Scan the data for "Materials" and copy the lines it appears in.

Records for this task:
******************************
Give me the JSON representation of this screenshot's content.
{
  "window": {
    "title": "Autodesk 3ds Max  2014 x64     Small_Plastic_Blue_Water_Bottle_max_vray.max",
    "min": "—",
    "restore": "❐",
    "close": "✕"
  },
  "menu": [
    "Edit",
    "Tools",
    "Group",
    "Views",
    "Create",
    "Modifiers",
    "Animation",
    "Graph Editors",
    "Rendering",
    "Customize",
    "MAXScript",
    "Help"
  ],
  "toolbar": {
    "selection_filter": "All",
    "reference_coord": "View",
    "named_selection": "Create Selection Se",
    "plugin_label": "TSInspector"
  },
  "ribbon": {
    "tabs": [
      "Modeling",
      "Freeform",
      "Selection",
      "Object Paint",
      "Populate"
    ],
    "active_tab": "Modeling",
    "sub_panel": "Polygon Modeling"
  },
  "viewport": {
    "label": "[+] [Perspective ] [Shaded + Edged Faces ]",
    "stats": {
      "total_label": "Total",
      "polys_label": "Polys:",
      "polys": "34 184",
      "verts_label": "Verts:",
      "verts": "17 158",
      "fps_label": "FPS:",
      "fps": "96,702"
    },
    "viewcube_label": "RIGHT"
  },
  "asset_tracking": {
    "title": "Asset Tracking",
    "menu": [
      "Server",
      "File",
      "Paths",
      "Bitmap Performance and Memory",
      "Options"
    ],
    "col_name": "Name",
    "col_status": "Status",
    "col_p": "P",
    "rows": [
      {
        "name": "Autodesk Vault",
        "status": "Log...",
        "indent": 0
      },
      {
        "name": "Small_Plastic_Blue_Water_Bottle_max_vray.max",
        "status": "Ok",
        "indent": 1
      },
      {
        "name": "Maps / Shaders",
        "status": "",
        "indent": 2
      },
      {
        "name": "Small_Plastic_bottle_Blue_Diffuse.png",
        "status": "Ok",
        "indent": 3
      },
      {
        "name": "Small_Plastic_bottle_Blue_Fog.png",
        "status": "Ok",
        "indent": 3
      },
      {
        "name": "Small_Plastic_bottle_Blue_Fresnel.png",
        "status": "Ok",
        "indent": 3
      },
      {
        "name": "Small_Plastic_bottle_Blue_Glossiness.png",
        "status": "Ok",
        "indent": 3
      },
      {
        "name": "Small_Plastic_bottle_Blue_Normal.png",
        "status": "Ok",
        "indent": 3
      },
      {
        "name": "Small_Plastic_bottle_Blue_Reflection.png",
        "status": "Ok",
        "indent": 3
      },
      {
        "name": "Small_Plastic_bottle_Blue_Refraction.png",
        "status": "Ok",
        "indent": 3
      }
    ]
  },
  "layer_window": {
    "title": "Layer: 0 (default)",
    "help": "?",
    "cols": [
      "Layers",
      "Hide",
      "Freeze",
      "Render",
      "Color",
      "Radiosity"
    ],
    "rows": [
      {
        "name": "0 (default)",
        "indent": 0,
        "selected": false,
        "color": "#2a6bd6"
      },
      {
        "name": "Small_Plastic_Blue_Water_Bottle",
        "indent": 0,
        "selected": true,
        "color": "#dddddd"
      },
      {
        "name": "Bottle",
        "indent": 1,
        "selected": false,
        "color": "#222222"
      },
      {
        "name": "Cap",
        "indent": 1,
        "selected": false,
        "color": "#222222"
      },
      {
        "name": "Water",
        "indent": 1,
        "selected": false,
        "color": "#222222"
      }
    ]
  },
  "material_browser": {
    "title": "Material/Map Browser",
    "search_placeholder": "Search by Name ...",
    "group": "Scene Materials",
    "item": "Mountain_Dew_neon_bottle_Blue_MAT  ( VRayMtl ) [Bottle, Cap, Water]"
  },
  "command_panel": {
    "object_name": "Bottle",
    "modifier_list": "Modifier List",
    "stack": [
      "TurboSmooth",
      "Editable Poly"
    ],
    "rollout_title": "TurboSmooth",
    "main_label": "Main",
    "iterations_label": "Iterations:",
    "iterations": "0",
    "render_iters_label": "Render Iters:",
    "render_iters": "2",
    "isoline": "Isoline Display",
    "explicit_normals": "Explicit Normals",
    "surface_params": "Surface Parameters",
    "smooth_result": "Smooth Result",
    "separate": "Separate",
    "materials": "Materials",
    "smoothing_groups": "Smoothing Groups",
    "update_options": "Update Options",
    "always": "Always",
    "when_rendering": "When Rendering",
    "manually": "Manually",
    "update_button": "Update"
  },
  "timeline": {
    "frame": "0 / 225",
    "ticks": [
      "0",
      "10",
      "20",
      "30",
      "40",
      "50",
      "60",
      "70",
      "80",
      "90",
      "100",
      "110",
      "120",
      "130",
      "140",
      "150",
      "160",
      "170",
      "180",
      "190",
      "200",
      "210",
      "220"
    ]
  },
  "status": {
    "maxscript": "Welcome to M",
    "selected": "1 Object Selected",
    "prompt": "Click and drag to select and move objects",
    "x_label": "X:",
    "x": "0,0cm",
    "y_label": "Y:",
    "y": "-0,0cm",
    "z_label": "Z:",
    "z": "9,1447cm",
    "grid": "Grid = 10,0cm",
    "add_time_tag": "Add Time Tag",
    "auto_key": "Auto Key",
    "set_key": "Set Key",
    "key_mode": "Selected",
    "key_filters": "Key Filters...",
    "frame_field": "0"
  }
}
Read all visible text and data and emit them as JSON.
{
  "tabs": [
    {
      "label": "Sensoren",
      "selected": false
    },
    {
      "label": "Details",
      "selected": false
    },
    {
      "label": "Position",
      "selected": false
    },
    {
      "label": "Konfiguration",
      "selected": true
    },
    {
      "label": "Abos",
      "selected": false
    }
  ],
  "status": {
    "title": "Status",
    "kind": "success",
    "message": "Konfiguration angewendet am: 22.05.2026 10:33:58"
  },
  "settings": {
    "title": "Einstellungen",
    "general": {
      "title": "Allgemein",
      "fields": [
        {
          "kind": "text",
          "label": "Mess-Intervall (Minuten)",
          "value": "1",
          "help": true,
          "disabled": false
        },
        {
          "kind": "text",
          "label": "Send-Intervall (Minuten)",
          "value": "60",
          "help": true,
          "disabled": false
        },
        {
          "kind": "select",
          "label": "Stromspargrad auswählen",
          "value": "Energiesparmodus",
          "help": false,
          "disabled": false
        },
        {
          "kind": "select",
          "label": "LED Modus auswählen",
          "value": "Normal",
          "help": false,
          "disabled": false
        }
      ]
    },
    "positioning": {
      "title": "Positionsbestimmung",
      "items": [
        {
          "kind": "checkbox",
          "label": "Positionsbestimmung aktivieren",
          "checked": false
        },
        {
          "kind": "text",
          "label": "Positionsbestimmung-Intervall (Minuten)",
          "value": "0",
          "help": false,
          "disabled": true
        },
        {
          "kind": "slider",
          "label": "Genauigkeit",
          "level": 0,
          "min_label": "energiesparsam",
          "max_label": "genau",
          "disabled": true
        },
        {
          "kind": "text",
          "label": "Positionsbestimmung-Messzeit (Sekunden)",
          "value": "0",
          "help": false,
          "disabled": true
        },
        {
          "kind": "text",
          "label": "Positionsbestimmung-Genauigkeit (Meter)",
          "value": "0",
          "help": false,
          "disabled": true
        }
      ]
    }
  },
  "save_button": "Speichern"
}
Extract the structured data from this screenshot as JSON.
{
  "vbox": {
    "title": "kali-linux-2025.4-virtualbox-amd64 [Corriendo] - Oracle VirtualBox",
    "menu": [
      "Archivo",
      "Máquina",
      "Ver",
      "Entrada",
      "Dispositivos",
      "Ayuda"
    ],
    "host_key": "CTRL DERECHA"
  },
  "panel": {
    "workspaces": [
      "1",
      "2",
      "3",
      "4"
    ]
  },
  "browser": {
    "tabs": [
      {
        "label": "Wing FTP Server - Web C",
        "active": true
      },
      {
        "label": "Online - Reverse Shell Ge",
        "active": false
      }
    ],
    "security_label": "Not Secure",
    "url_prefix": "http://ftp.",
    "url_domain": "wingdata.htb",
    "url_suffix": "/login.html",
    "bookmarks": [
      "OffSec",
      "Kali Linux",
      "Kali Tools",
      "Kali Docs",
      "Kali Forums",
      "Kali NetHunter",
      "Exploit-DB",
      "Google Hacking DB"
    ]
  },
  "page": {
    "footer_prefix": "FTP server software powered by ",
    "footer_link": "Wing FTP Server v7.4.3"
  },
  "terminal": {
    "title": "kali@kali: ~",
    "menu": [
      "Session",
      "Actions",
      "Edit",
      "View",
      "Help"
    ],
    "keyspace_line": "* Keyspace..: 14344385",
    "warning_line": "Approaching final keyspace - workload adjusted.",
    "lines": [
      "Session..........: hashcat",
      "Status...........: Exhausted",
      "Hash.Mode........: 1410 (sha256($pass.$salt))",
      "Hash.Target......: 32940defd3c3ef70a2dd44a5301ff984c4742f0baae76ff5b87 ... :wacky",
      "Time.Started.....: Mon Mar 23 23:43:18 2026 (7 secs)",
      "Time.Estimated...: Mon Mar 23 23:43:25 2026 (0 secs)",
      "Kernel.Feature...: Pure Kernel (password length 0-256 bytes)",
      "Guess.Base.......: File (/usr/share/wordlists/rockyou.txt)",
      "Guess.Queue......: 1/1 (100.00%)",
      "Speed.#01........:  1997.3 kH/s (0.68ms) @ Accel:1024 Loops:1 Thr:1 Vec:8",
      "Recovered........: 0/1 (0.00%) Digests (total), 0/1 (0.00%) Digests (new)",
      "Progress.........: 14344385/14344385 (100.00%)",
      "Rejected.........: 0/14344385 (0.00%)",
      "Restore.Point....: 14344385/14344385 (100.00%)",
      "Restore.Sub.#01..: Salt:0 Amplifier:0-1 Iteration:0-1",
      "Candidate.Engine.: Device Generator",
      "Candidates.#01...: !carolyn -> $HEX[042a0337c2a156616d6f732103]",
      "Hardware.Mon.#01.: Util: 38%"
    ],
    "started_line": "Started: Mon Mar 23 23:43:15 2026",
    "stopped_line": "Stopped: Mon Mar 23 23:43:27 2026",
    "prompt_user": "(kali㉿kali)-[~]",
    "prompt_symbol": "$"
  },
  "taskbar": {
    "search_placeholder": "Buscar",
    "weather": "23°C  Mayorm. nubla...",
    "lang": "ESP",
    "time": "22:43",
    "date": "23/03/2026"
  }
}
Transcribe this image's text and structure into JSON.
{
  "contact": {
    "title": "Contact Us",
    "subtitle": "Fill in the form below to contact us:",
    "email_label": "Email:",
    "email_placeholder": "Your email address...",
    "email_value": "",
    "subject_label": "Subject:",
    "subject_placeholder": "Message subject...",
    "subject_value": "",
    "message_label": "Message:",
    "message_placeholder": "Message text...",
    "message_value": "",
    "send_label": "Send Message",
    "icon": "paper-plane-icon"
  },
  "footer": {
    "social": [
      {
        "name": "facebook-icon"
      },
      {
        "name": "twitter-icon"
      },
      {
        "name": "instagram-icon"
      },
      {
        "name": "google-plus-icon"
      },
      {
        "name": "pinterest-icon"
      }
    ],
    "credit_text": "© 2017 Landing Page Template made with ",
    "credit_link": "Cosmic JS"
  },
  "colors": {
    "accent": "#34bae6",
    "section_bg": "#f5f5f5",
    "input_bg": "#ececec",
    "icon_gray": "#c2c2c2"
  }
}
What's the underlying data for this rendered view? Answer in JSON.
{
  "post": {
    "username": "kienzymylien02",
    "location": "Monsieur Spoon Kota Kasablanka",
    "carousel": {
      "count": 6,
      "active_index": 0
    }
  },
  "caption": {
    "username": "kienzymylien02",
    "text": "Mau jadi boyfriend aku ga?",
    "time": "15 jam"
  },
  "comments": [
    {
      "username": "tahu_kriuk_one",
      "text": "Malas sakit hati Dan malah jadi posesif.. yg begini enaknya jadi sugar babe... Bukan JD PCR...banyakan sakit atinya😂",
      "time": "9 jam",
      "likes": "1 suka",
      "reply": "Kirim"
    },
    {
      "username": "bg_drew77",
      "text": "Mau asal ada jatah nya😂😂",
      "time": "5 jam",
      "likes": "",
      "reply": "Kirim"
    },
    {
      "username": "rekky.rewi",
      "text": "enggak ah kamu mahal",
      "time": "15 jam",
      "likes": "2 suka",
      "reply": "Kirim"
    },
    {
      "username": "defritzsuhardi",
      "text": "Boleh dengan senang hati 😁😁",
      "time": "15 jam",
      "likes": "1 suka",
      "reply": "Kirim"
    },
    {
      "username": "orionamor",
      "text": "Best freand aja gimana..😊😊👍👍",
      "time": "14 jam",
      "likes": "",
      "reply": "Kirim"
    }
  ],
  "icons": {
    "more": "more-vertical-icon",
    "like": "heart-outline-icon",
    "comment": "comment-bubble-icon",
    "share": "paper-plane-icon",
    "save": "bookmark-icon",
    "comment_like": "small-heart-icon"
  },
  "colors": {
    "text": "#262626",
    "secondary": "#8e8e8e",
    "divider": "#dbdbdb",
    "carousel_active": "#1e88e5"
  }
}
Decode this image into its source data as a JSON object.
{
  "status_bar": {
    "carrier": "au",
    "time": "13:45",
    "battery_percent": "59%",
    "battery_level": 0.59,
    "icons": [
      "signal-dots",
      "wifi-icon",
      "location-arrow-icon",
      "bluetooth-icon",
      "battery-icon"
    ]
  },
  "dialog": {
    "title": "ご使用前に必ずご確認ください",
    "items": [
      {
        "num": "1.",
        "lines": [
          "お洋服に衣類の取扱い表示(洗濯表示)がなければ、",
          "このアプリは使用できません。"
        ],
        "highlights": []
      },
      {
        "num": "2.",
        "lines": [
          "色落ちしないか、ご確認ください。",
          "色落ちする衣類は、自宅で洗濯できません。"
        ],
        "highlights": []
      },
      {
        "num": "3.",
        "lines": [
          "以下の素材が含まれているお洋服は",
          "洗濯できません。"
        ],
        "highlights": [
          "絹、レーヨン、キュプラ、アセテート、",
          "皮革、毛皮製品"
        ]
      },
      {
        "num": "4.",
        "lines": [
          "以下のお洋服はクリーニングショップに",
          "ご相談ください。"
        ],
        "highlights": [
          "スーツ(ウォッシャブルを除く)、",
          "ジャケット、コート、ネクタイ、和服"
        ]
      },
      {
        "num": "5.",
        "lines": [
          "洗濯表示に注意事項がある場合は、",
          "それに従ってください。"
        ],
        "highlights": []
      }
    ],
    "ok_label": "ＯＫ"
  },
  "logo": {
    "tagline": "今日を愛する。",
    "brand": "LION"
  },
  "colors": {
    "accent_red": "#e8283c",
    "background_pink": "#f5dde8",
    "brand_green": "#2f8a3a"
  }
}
******************************
Answer to the problem:
    "group": "Scene Materials",
    "materials": "Materials",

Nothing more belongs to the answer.